:: INFORMATION GIVEN ::

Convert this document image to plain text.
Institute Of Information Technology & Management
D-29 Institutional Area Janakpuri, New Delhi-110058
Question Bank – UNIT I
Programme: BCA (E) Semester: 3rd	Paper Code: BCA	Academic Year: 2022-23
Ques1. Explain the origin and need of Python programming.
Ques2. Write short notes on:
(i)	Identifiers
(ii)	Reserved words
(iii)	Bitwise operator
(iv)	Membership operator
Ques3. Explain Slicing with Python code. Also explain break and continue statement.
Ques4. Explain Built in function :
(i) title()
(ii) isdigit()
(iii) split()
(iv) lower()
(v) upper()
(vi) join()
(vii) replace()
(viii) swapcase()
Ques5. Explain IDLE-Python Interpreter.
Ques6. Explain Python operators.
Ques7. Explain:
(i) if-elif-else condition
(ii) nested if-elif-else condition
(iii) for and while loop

:::
:: INFORMATION GIVEN ::

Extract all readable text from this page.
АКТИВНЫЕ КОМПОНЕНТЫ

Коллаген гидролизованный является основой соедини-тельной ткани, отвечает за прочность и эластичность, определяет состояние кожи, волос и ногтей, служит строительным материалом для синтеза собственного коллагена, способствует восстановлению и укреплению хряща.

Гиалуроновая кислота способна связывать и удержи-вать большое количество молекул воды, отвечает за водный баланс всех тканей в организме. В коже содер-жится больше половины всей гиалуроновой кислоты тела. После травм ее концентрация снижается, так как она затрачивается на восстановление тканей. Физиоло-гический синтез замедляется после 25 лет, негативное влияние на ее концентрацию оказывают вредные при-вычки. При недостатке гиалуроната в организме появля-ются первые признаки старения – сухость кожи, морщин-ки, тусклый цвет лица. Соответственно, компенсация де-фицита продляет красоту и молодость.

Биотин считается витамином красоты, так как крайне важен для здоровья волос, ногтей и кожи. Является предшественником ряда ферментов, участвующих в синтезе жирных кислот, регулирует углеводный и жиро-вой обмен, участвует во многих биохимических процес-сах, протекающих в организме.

:::
:: INFORMATION GIVEN ::

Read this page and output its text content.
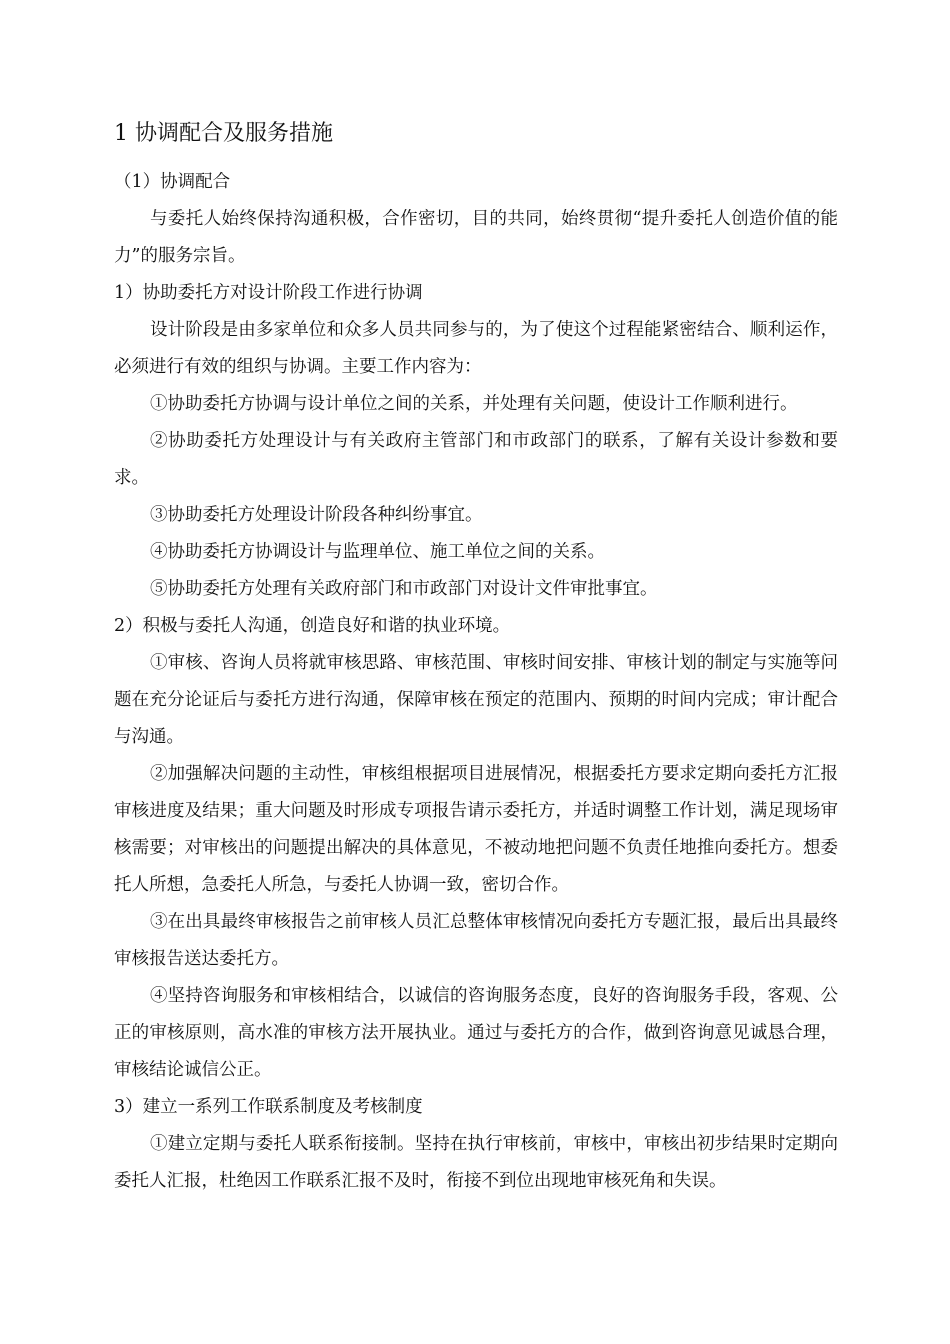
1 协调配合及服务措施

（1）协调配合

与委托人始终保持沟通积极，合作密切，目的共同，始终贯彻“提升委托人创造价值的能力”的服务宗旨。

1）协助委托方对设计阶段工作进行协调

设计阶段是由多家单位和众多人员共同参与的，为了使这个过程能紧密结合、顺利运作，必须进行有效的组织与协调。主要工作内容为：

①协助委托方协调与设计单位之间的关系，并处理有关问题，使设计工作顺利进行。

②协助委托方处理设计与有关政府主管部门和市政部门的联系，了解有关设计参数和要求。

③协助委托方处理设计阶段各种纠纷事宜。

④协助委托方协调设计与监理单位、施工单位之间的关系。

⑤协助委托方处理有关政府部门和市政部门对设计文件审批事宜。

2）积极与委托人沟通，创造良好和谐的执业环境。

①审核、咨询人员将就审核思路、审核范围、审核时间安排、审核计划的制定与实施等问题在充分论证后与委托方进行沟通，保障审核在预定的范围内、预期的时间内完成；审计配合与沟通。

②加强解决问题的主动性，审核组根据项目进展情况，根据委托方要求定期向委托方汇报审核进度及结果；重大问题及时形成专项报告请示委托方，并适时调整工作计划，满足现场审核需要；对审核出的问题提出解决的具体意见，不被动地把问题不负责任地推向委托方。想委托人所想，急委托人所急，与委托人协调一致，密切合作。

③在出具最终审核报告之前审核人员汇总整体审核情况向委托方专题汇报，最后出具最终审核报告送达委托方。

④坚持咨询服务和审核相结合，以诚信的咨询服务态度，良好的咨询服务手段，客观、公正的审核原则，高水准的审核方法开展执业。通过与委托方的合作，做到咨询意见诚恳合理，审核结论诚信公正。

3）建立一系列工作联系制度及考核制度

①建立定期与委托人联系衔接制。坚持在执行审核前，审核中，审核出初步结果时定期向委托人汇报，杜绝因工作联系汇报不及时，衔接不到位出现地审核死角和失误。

:::

Pull every line containing "Python" from the data.

■ FINAL RESULT ■
Ques1. Explain the origin and need of Python programming.
Ques3. Explain Slicing with Python code. Also explain break and continue statement.
Ques5. Explain IDLE-Python Interpreter.
Ques6. Explain Python operators.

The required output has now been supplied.